Data records
BEGIN

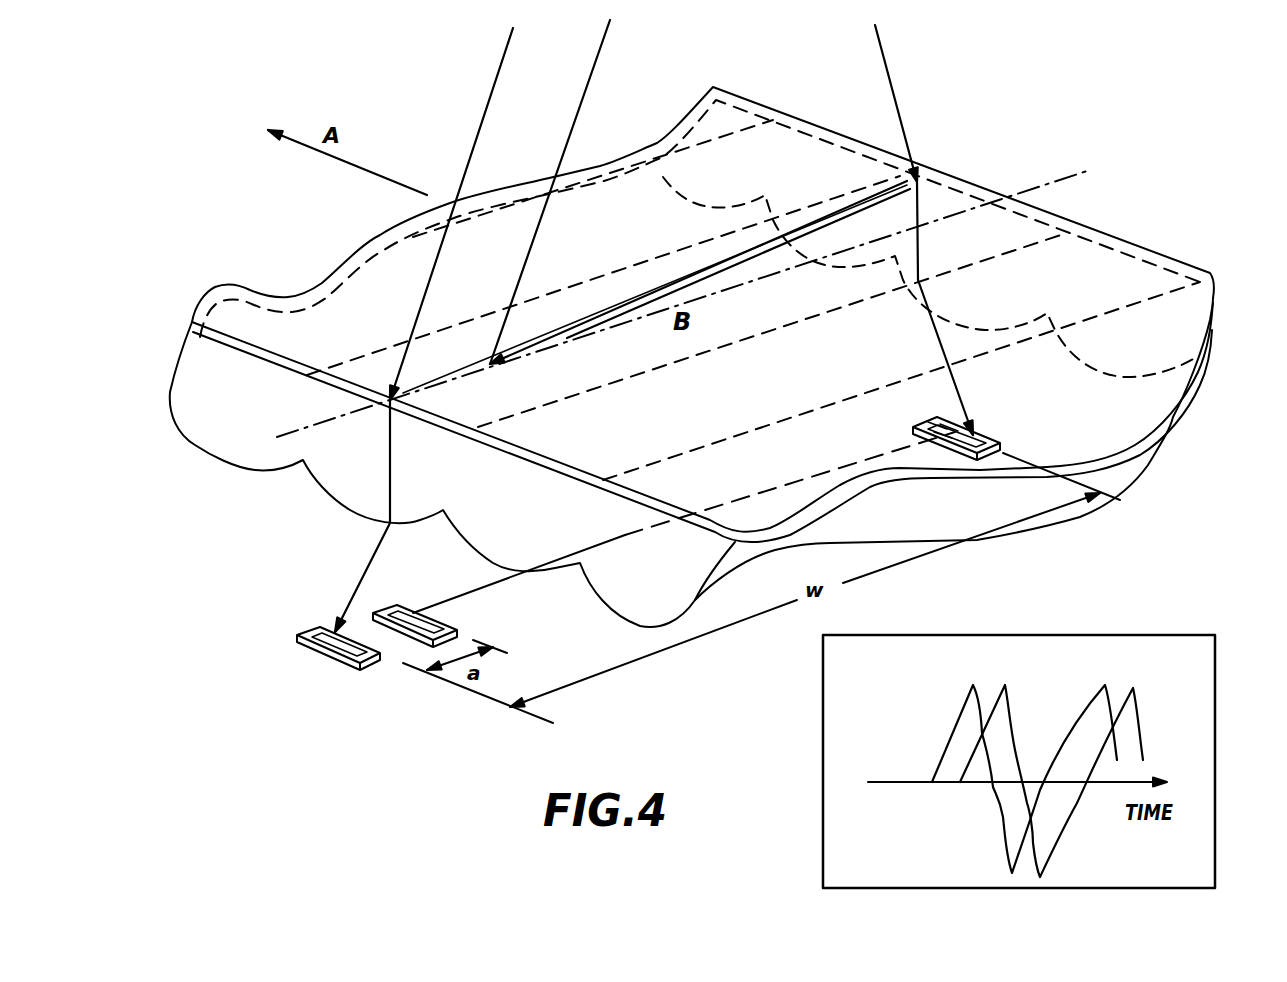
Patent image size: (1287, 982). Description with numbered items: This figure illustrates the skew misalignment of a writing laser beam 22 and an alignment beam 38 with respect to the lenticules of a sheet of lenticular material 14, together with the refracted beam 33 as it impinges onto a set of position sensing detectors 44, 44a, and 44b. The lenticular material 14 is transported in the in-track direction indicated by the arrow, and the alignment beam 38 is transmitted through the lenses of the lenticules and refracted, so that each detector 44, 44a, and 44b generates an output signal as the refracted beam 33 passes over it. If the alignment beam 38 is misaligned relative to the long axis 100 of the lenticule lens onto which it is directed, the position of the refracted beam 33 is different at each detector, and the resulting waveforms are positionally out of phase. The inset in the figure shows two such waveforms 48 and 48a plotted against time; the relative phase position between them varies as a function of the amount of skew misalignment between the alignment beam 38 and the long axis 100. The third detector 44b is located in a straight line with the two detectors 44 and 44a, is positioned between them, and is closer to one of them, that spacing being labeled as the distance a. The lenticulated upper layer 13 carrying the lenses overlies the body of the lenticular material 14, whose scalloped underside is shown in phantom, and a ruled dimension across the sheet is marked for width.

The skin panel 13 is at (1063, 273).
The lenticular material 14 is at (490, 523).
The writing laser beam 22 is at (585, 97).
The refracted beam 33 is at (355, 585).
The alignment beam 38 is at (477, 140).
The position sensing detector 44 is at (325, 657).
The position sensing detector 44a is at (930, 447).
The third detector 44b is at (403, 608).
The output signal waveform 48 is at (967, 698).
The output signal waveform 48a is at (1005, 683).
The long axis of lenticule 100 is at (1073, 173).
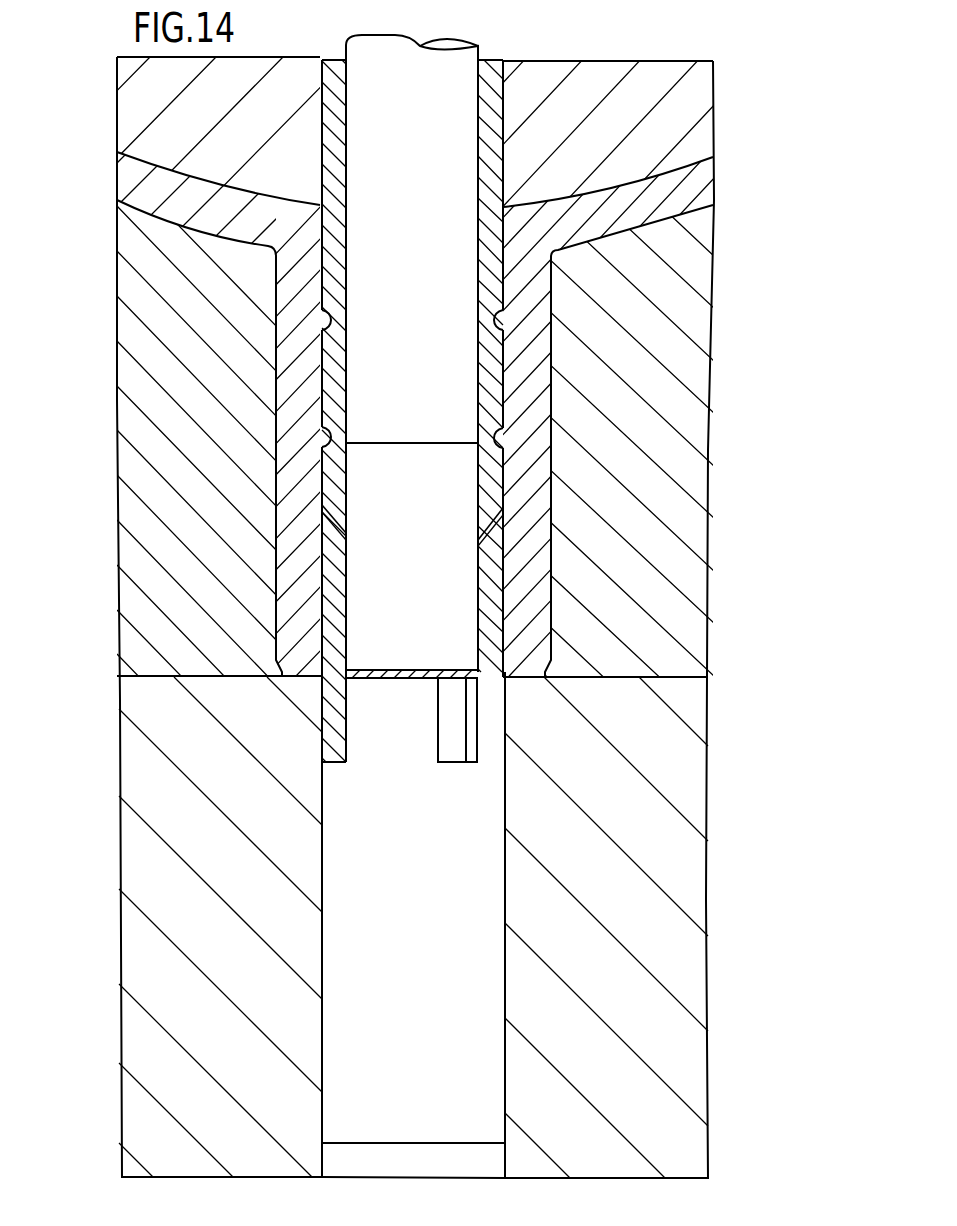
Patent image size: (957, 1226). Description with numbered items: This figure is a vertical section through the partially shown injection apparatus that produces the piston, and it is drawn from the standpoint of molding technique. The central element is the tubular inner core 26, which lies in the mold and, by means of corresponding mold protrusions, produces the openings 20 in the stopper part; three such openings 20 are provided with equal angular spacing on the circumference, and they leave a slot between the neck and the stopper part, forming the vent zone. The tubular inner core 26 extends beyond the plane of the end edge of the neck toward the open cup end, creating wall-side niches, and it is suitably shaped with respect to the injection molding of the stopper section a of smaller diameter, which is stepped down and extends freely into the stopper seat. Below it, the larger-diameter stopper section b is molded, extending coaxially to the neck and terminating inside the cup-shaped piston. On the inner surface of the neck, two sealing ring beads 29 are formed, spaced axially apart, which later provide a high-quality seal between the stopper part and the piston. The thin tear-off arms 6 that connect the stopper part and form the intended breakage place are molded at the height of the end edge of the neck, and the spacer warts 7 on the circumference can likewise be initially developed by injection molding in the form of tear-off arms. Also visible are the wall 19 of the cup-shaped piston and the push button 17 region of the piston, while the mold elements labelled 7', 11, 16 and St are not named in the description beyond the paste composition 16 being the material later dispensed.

END

#### EXERCISE DETAILS:
Retype every line of the listing above word for word, leaving out the pictures.

#### OUTPUT OF THE EXERCISE:
Patent image size: (1287, 982). Description with numbered items: This figure illustrates the skew misalignment of a writing laser beam 22 and an alignment beam 38 with respect to the lenticules of a sheet of lenticular material 14, together with the refracted beam 33 as it impinges onto a set of position sensing detectors 44, 44a, and 44b. The lenticular material 14 is transported in the in-track direction indicated by the arrow, and the alignment beam 38 is transmitted through the lenses of the lenticules and refracted, so that each detector 44, 44a, and 44b generates an output signal as the refracted beam 33 passes over it. If the alignment beam 38 is misaligned relative to the long axis 100 of the lenticule lens onto which it is directed, the position of the refracted beam 33 is different at each detector, and the resulting waveforms are positionally out of phase. The inset in the figure shows two such waveforms 48 and 48a plotted against time; the relative phase position between them varies as a function of the amount of skew misalignment between the alignment beam 38 and the long axis 100. The third detector 44b is located in a straight line with the two detectors 44 and 44a, is positioned between them, and is closer to one of them, that spacing being labeled as the distance a. The lenticulated upper layer 13 carrying the lenses overlies the body of the lenticular material 14, whose scalloped underside is shown in phantom, and a ruled dimension across the sheet is marked for width.

The skin panel 13 is at (1063, 273).
The lenticular material 14 is at (490, 523).
The writing laser beam 22 is at (585, 97).
The refracted beam 33 is at (355, 585).
The alignment beam 38 is at (477, 140).
The position sensing detector 44 is at (325, 657).
The position sensing detector 44a is at (930, 447).
The third detector 44b is at (403, 608).
The output signal waveform 48 is at (967, 698).
The output signal waveform 48a is at (1005, 683).
The long axis of lenticule 100 is at (1073, 173).
Patent image size: (957, 1226). Description with numbered items: This figure is a vertical section through the partially shown injection apparatus that produces the piston, and it is drawn from the standpoint of molding technique. The central element is the tubular inner core 26, which lies in the mold and, by means of corresponding mold protrusions, produces the openings 20 in the stopper part; three such openings 20 are provided with equal angular spacing on the circumference, and they leave a slot between the neck and the stopper part, forming the vent zone. The tubular inner core 26 extends beyond the plane of the end edge of the neck toward the open cup end, creating wall-side niches, and it is suitably shaped with respect to the injection molding of the stopper section a of smaller diameter, which is stepped down and extends freely into the stopper seat. Below it, the larger-diameter stopper section b is molded, extending coaxially to the neck and terminating inside the cup-shaped piston. On the inner surface of the neck, two sealing ring beads 29 are formed, spaced axially apart, which later provide a high-quality seal between the stopper part and the piston. The thin tear-off arms 6 that connect the stopper part and form the intended breakage place are molded at the height of the end edge of the neck, and the spacer warts 7 on the circumference can likewise be initially developed by injection molding in the form of tear-off arms. Also visible are the wall 19 of the cup-shaped piston and the push button 17 region of the piston, while the mold elements labelled 7', 11, 16 and St are not named in the description beyond the paste composition 16 being the material later dispensed.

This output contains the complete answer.